### [Data provided]
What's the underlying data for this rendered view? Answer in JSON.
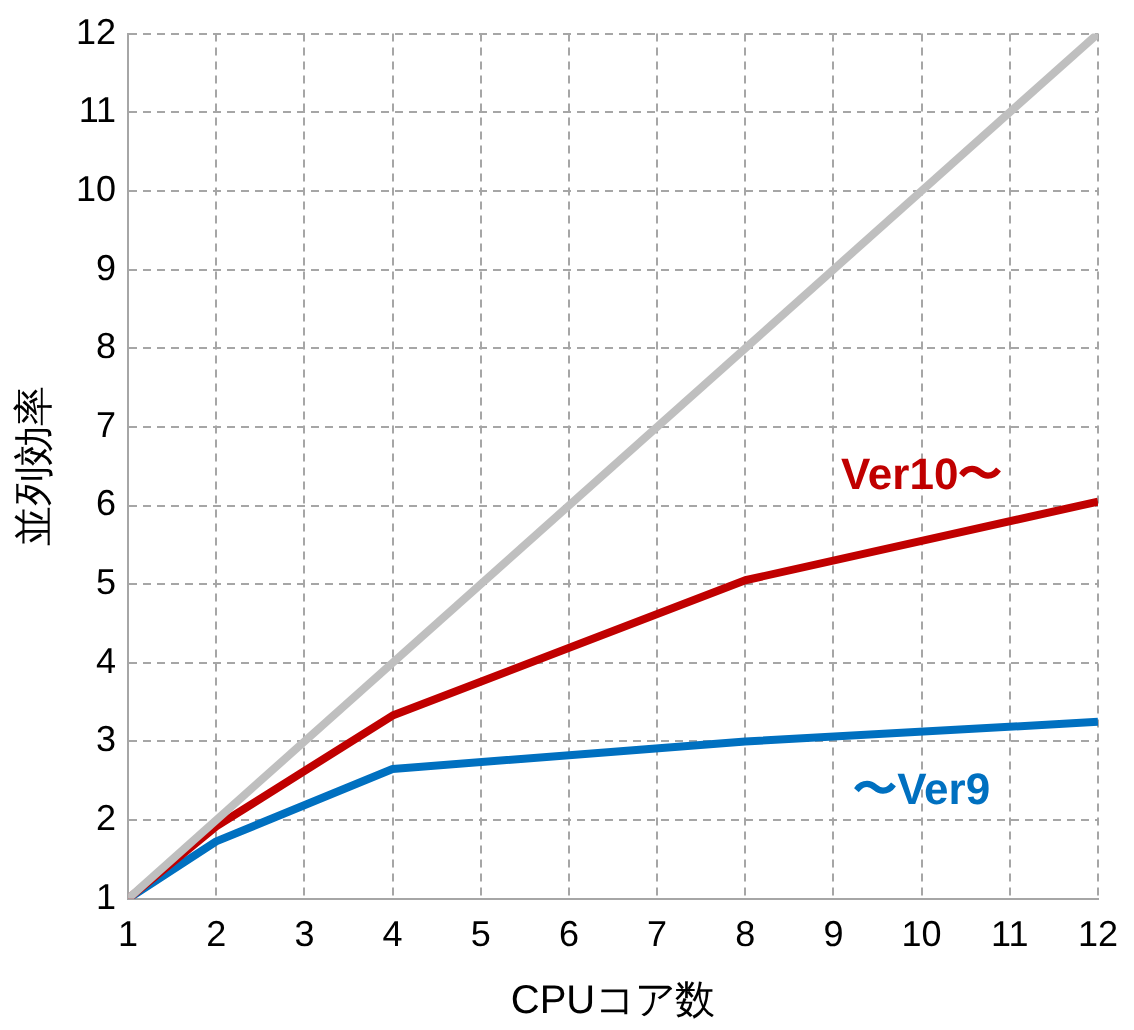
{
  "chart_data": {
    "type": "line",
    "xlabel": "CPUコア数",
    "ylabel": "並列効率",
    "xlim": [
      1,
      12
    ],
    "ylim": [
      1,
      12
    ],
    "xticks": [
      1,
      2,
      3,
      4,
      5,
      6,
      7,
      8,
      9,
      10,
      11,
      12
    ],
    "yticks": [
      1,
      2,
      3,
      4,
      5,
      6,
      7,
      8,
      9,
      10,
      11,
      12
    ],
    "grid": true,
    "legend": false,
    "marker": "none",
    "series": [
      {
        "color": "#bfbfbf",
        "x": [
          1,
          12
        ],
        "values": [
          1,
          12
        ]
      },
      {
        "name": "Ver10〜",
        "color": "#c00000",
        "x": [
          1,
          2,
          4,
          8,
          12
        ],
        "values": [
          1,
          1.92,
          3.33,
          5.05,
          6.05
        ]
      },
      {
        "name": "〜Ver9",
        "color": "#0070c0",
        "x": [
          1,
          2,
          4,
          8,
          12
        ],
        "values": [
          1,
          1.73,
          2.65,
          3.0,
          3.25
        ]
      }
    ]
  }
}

### [Task requirements]
Write out every line of the data that holds the word "color".

### [Correct result]
        "color": "#bfbfbf",
        "color": "#c00000",
        "color": "#0070c0",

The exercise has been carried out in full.